● **Do this**: Transcribe the entries below exactly.
━━━━
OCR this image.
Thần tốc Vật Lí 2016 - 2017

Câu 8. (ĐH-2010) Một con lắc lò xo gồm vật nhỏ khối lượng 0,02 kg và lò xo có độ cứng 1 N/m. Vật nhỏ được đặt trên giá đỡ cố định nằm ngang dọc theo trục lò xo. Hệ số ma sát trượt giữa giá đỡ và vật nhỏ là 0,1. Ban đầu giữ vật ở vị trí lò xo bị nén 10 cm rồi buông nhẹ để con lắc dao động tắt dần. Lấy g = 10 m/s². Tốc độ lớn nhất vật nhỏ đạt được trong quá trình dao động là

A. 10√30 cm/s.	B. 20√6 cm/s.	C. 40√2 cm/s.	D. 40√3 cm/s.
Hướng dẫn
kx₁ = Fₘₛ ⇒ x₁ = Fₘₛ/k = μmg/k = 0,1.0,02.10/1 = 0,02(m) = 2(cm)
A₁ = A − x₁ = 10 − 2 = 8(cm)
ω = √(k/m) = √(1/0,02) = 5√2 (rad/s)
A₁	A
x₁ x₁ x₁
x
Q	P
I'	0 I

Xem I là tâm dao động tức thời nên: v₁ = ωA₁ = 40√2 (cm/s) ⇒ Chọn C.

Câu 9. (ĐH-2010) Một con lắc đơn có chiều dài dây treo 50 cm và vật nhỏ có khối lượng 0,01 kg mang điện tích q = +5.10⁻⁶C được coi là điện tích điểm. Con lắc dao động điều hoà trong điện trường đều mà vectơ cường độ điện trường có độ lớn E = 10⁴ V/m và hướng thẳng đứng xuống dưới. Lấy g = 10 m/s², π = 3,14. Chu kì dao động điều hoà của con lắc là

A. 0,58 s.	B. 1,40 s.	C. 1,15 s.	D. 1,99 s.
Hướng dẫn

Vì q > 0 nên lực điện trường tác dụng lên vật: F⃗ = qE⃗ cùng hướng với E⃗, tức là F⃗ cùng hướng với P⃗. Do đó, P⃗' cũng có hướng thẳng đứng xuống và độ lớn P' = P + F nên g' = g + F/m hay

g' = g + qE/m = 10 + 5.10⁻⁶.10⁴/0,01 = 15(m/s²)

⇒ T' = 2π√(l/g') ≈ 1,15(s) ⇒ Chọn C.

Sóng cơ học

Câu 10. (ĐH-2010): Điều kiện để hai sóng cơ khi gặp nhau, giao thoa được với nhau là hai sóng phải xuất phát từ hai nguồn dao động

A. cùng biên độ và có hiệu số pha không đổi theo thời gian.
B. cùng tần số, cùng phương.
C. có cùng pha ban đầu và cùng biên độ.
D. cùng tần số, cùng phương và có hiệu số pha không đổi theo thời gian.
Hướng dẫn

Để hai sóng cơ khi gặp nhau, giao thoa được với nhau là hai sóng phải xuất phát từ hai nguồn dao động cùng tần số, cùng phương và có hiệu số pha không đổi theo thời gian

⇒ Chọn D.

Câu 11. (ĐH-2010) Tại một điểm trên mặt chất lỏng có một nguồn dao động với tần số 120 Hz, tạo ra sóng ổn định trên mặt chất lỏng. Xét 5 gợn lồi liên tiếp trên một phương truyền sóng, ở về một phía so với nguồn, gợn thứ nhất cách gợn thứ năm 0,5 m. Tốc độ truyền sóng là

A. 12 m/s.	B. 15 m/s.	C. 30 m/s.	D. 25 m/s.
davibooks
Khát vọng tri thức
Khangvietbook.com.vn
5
━━━━
● **Task result**:
OCR this image.
Thần tốc Vật Lí 2016 - 2017

Câu 8. (ĐH-2010) Một con lắc lò xo gồm vật nhỏ khối lượng 0,02 kg và lò xo có độ cứng 1 N/m. Vật nhỏ được đặt trên giá đỡ cố định nằm ngang dọc theo trục lò xo. Hệ số ma sát trượt giữa giá đỡ và vật nhỏ là 0,1. Ban đầu giữ vật ở vị trí lò xo bị nén 10 cm rồi buông nhẹ để con lắc dao động tắt dần. Lấy g = 10 m/s². Tốc độ lớn nhất vật nhỏ đạt được trong quá trình dao động là

A. 10√30 cm/s.	B. 20√6 cm/s.	C. 40√2 cm/s.	D. 40√3 cm/s.
Hướng dẫn
kx₁ = Fₘₛ ⇒ x₁ = Fₘₛ/k = μmg/k = 0,1.0,02.10/1 = 0,02(m) = 2(cm)
A₁ = A − x₁ = 10 − 2 = 8(cm)
ω = √(k/m) = √(1/0,02) = 5√2 (rad/s)
A₁	A
x₁ x₁ x₁
x
Q	P
I'	0 I

Xem I là tâm dao động tức thời nên: v₁ = ωA₁ = 40√2 (cm/s) ⇒ Chọn C.

Câu 9. (ĐH-2010) Một con lắc đơn có chiều dài dây treo 50 cm và vật nhỏ có khối lượng 0,01 kg mang điện tích q = +5.10⁻⁶C được coi là điện tích điểm. Con lắc dao động điều hoà trong điện trường đều mà vectơ cường độ điện trường có độ lớn E = 10⁴ V/m và hướng thẳng đứng xuống dưới. Lấy g = 10 m/s², π = 3,14. Chu kì dao động điều hoà của con lắc là

A. 0,58 s.	B. 1,40 s.	C. 1,15 s.	D. 1,99 s.
Hướng dẫn

Vì q > 0 nên lực điện trường tác dụng lên vật: F⃗ = qE⃗ cùng hướng với E⃗, tức là F⃗ cùng hướng với P⃗. Do đó, P⃗' cũng có hướng thẳng đứng xuống và độ lớn P' = P + F nên g' = g + F/m hay

g' = g + qE/m = 10 + 5.10⁻⁶.10⁴/0,01 = 15(m/s²)

⇒ T' = 2π√(l/g') ≈ 1,15(s) ⇒ Chọn C.

Sóng cơ học

Câu 10. (ĐH-2010): Điều kiện để hai sóng cơ khi gặp nhau, giao thoa được với nhau là hai sóng phải xuất phát từ hai nguồn dao động

A. cùng biên độ và có hiệu số pha không đổi theo thời gian.
B. cùng tần số, cùng phương.
C. có cùng pha ban đầu và cùng biên độ.
D. cùng tần số, cùng phương và có hiệu số pha không đổi theo thời gian.
Hướng dẫn

Để hai sóng cơ khi gặp nhau, giao thoa được với nhau là hai sóng phải xuất phát từ hai nguồn dao động cùng tần số, cùng phương và có hiệu số pha không đổi theo thời gian

⇒ Chọn D.

Câu 11. (ĐH-2010) Tại một điểm trên mặt chất lỏng có một nguồn dao động với tần số 120 Hz, tạo ra sóng ổn định trên mặt chất lỏng. Xét 5 gợn lồi liên tiếp trên một phương truyền sóng, ở về một phía so với nguồn, gợn thứ nhất cách gợn thứ năm 0,5 m. Tốc độ truyền sóng là

A. 12 m/s.	B. 15 m/s.	C. 30 m/s.	D. 25 m/s.
davibooks
Khát vọng tri thức
Khangvietbook.com.vn
5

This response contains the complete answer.